* [AIM] Report how many lines of the following entries include the string "SIZE"; respond with the number alone.
==== SUPPLIED RECORDS ====
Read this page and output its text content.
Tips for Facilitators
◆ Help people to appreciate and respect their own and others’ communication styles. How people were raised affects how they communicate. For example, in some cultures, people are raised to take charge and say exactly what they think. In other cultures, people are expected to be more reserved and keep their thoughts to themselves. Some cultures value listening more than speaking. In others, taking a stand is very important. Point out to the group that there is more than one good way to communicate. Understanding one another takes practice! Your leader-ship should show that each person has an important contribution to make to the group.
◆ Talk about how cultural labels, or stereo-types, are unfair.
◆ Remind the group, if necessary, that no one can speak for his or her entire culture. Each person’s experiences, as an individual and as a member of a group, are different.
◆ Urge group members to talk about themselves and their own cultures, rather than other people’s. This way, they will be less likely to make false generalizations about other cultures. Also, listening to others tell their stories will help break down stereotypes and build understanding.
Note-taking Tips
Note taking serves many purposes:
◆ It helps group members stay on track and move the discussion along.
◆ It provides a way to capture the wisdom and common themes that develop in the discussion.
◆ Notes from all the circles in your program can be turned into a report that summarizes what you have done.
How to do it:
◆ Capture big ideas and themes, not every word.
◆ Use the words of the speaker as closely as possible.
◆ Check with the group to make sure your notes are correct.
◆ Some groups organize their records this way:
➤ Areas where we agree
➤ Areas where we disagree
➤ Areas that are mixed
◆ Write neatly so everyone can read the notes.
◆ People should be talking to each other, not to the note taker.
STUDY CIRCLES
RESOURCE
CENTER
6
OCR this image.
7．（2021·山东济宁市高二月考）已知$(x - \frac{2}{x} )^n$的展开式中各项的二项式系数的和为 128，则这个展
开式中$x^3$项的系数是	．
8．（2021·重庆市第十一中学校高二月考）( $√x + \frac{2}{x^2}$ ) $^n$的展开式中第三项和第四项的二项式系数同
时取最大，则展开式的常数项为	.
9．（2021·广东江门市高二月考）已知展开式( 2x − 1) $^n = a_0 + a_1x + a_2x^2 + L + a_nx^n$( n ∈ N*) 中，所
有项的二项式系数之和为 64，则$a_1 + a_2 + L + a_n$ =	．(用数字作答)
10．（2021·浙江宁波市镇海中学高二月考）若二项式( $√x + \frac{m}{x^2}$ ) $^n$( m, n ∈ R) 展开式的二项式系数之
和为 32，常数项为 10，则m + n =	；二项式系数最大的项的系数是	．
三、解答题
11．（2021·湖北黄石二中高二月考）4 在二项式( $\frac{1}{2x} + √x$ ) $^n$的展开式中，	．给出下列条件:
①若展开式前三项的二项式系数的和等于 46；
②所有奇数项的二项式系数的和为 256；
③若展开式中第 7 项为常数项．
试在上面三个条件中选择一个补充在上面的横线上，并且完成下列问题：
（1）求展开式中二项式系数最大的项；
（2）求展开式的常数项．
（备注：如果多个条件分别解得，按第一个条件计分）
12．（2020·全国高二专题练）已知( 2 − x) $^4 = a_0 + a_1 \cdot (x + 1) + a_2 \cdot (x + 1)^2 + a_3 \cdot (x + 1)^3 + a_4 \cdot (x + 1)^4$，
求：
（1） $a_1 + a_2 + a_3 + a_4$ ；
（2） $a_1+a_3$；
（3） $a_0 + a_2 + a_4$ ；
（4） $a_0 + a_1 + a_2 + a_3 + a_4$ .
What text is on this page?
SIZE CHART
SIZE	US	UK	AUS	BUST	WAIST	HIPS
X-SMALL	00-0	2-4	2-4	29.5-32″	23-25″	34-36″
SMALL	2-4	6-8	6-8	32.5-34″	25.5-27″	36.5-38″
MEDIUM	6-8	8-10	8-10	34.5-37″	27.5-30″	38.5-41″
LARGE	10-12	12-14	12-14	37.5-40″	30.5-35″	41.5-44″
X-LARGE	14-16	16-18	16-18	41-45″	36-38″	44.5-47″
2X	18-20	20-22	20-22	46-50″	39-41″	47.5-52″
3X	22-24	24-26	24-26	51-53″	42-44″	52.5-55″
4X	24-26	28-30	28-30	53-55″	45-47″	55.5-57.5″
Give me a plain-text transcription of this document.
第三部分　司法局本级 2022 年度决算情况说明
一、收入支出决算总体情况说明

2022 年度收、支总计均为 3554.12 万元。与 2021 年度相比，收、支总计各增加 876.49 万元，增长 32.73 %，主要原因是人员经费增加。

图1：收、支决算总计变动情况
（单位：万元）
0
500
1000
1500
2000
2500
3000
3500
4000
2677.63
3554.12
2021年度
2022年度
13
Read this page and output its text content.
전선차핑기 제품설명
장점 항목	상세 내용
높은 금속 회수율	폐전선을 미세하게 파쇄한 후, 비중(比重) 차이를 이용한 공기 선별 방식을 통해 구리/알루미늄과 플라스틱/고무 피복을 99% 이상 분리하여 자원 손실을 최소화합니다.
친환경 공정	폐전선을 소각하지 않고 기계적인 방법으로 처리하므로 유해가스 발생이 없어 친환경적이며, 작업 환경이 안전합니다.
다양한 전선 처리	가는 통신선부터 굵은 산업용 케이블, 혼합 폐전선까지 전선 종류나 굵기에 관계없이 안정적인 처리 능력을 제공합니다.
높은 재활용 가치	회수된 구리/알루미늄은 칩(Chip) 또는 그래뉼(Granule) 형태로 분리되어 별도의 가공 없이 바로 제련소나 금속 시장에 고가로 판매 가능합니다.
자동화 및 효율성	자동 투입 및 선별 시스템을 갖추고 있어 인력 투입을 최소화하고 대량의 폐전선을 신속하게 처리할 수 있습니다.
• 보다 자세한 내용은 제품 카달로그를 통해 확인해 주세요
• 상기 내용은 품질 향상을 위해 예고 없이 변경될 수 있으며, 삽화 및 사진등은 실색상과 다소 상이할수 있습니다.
====
* [OUTPUT FOR THIS TASK] 2